Items from a data source
※

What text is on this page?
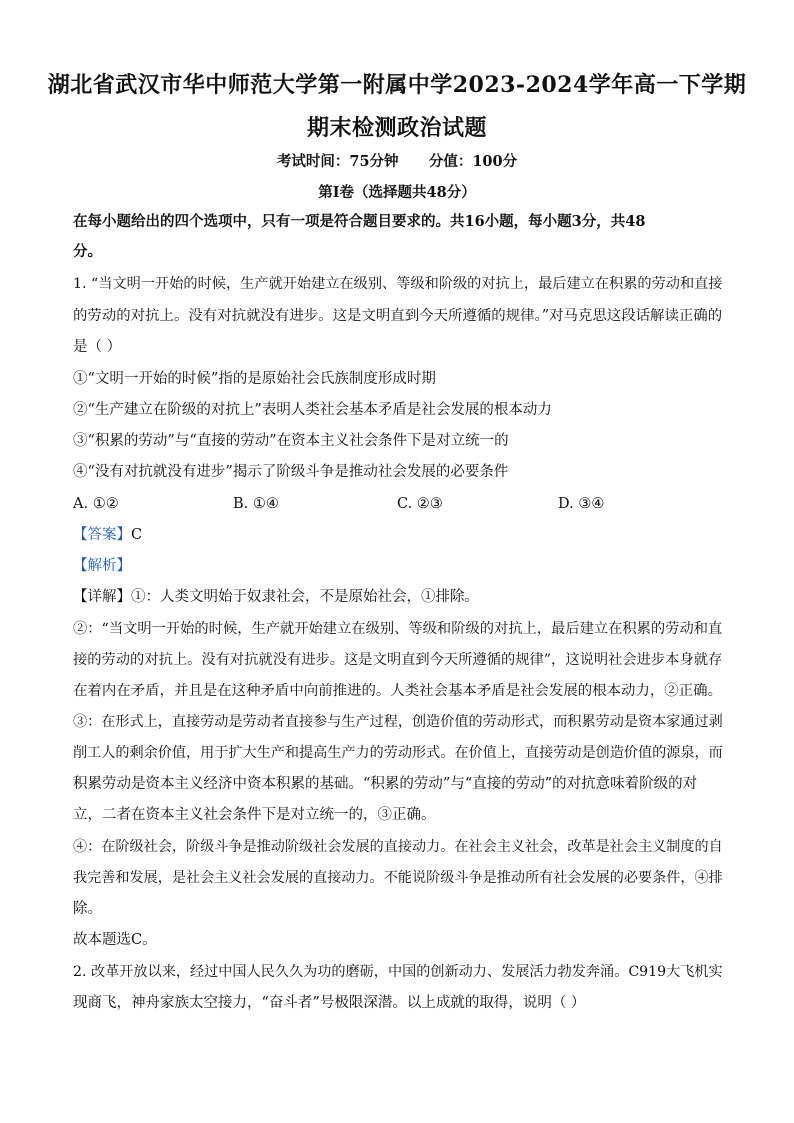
湖北省武汉市华中师范大学第一附属中学2023-2024学年高一下学期
期末检测政治试题
考试时间：75分钟 分值：100分
第Ⅰ卷（选择题共48分）
在每小题给出的四个选项中，只有一项是符合题目要求的。共16小题，每小题3分，共48
分。
1. “当文明一开始的时候，生产就开始建立在级别、等级和阶级的对抗上，最后建立在积累的劳动和直接
的劳动的对抗上。没有对抗就没有进步。这是文明直到今天所遵循的规律。”对马克思这段话解读正确的
是（ ）
①“文明一开始的时候”指的是原始社会氏族制度形成时期
②“生产建立在阶级的对抗上”表明人类社会基本矛盾是社会发展的根本动力
③“积累的劳动”与“直接的劳动”在资本主义社会条件下是对立统一的
④“没有对抗就没有进步”揭示了阶级斗争是推动社会发展的必要条件
A. ①②	B. ①④	C. ②③	D. ③④
【答案】C
【解析】
【详解】①：人类文明始于奴隶社会，不是原始社会，①排除。
②：“当文明一开始的时候，生产就开始建立在级别、等级和阶级的对抗上，最后建立在积累的劳动和直
接的劳动的对抗上。没有对抗就没有进步。这是文明直到今天所遵循的规律”，这说明社会进步本身就存
在着内在矛盾，并且是在这种矛盾中向前推进的。人类社会基本矛盾是社会发展的根本动力，②正确。
③：在形式上，直接劳动是劳动者直接参与生产过程，创造价值的劳动形式，而积累劳动是资本家通过剥
削工人的剩余价值，用于扩大生产和提高生产力的劳动形式。在价值上，直接劳动是创造价值的源泉，而
积累劳动是资本主义经济中资本积累的基础。“积累的劳动”与“直接的劳动”的对抗意味着阶级的对
立，二者在资本主义社会条件下是对立统一的，③正确。
④：在阶级社会，阶级斗争是推动阶级社会发展的直接动力。在社会主义社会，改革是社会主义制度的自
我完善和发展，是社会主义社会发展的直接动力。不能说阶级斗争是推动所有社会发展的必要条件，④排
除。
故本题选C。
2. 改革开放以来，经过中国人民久久为功的磨砺，中国的创新动力、发展活力勃发奔涌。C919大飞机实
现商飞，神舟家族太空接力，“奋斗者”号极限深潜。以上成就的取得，说明（ ）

※

Reproduce all the entries that precede this task, word for word, minus any pictures.

- _Solution_:
What text is on this page?
湖北省武汉市华中师范大学第一附属中学2023-2024学年高一下学期
期末检测政治试题
考试时间：75分钟 分值：100分
第Ⅰ卷（选择题共48分）
在每小题给出的四个选项中，只有一项是符合题目要求的。共16小题，每小题3分，共48
分。
1. “当文明一开始的时候，生产就开始建立在级别、等级和阶级的对抗上，最后建立在积累的劳动和直接
的劳动的对抗上。没有对抗就没有进步。这是文明直到今天所遵循的规律。”对马克思这段话解读正确的
是（ ）
①“文明一开始的时候”指的是原始社会氏族制度形成时期
②“生产建立在阶级的对抗上”表明人类社会基本矛盾是社会发展的根本动力
③“积累的劳动”与“直接的劳动”在资本主义社会条件下是对立统一的
④“没有对抗就没有进步”揭示了阶级斗争是推动社会发展的必要条件
A. ①②	B. ①④	C. ②③	D. ③④
【答案】C
【解析】
【详解】①：人类文明始于奴隶社会，不是原始社会，①排除。
②：“当文明一开始的时候，生产就开始建立在级别、等级和阶级的对抗上，最后建立在积累的劳动和直
接的劳动的对抗上。没有对抗就没有进步。这是文明直到今天所遵循的规律”，这说明社会进步本身就存
在着内在矛盾，并且是在这种矛盾中向前推进的。人类社会基本矛盾是社会发展的根本动力，②正确。
③：在形式上，直接劳动是劳动者直接参与生产过程，创造价值的劳动形式，而积累劳动是资本家通过剥
削工人的剩余价值，用于扩大生产和提高生产力的劳动形式。在价值上，直接劳动是创造价值的源泉，而
积累劳动是资本主义经济中资本积累的基础。“积累的劳动”与“直接的劳动”的对抗意味着阶级的对
立，二者在资本主义社会条件下是对立统一的，③正确。
④：在阶级社会，阶级斗争是推动阶级社会发展的直接动力。在社会主义社会，改革是社会主义制度的自
我完善和发展，是社会主义社会发展的直接动力。不能说阶级斗争是推动所有社会发展的必要条件，④排
除。
故本题选C。
2. 改革开放以来，经过中国人民久久为功的磨砺，中国的创新动力、发展活力勃发奔涌。C919大飞机实
现商飞，神舟家族太空接力，“奋斗者”号极限深潜。以上成就的取得，说明（ ）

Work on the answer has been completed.